#### [WHAT TO DO]
Go through the listing beneath this task and return every line that carries the string "assigning".

#### [DATA ENTRIES]
+ + + + +
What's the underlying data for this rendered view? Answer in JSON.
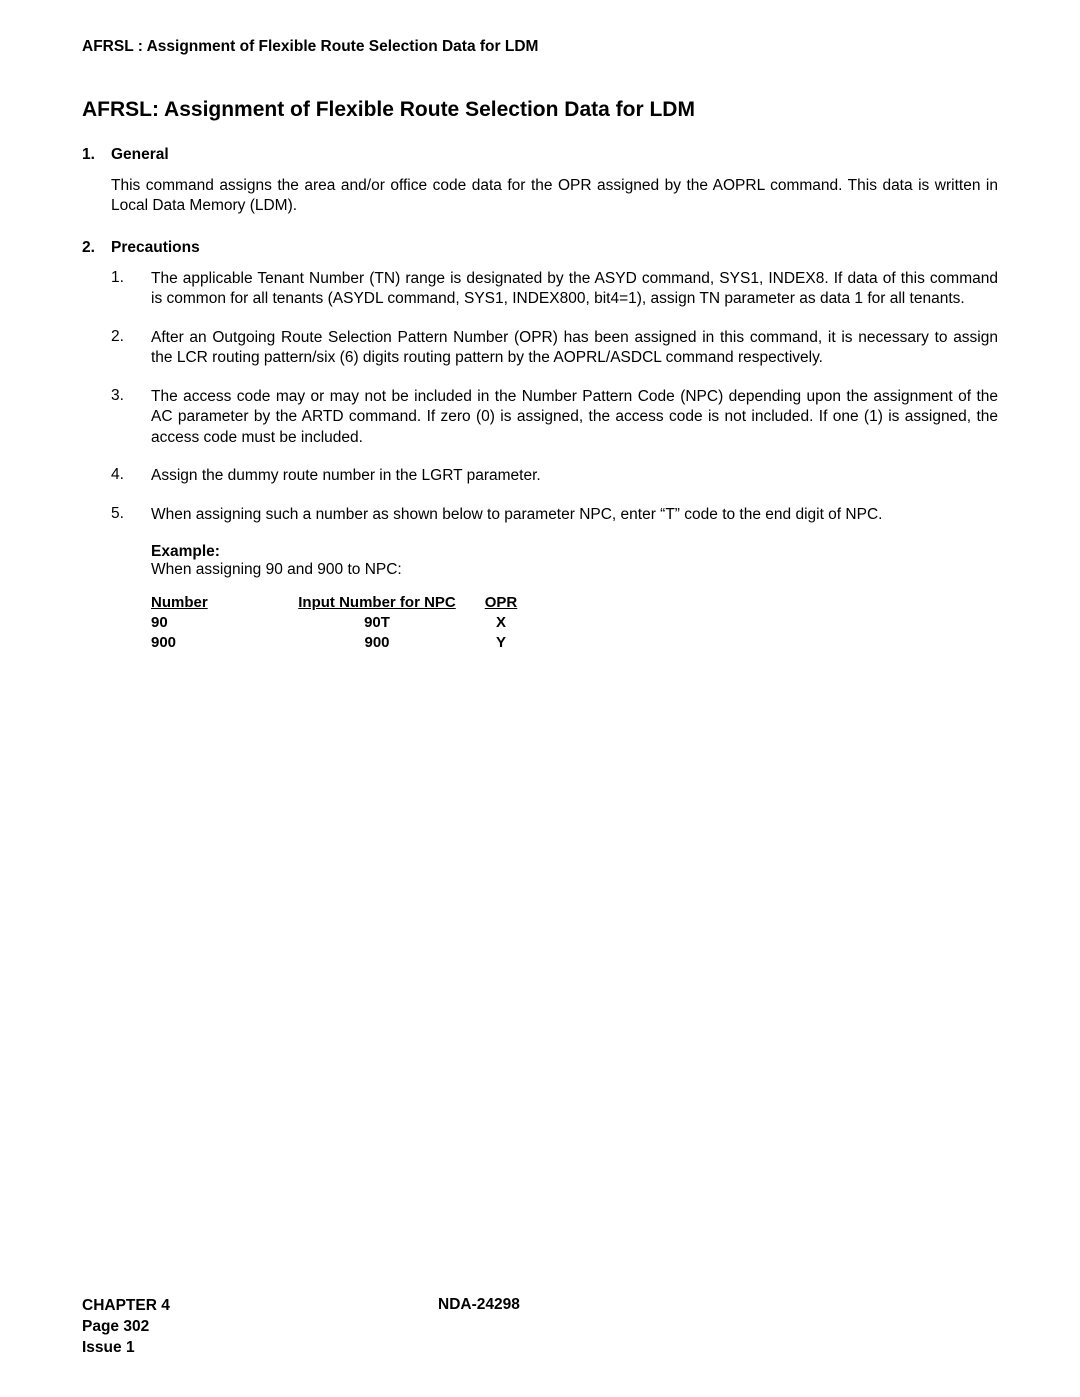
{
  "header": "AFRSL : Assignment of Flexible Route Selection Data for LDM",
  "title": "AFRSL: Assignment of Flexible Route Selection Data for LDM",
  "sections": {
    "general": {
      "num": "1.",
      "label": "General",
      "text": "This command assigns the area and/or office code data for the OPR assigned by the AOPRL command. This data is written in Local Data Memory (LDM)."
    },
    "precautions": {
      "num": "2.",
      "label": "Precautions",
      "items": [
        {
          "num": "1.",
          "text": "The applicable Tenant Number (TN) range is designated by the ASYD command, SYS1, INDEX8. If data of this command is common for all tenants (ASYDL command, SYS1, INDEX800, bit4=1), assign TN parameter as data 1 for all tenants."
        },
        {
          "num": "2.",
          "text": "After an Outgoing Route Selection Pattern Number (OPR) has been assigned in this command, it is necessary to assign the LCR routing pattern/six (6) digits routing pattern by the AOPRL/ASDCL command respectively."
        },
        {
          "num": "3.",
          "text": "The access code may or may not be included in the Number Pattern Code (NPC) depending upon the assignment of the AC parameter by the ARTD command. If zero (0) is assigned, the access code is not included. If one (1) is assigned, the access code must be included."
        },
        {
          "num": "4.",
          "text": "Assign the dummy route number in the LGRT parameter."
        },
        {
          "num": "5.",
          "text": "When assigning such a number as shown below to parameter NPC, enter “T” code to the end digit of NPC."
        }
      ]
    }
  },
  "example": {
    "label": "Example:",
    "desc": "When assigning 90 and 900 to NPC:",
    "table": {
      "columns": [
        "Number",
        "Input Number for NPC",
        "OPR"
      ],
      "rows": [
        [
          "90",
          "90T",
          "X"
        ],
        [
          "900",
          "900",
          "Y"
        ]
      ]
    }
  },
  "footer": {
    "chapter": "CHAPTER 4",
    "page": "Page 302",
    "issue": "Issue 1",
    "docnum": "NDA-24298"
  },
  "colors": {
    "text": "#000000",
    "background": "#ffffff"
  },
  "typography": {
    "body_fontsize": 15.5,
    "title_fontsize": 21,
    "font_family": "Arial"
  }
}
+ + + + +
#### [RESPONSE TO THIS TASK]
          "text": "When assigning such a number as shown below to parameter NPC, enter “T” code to the end digit of NPC."
    "desc": "When assigning 90 and 900 to NPC:",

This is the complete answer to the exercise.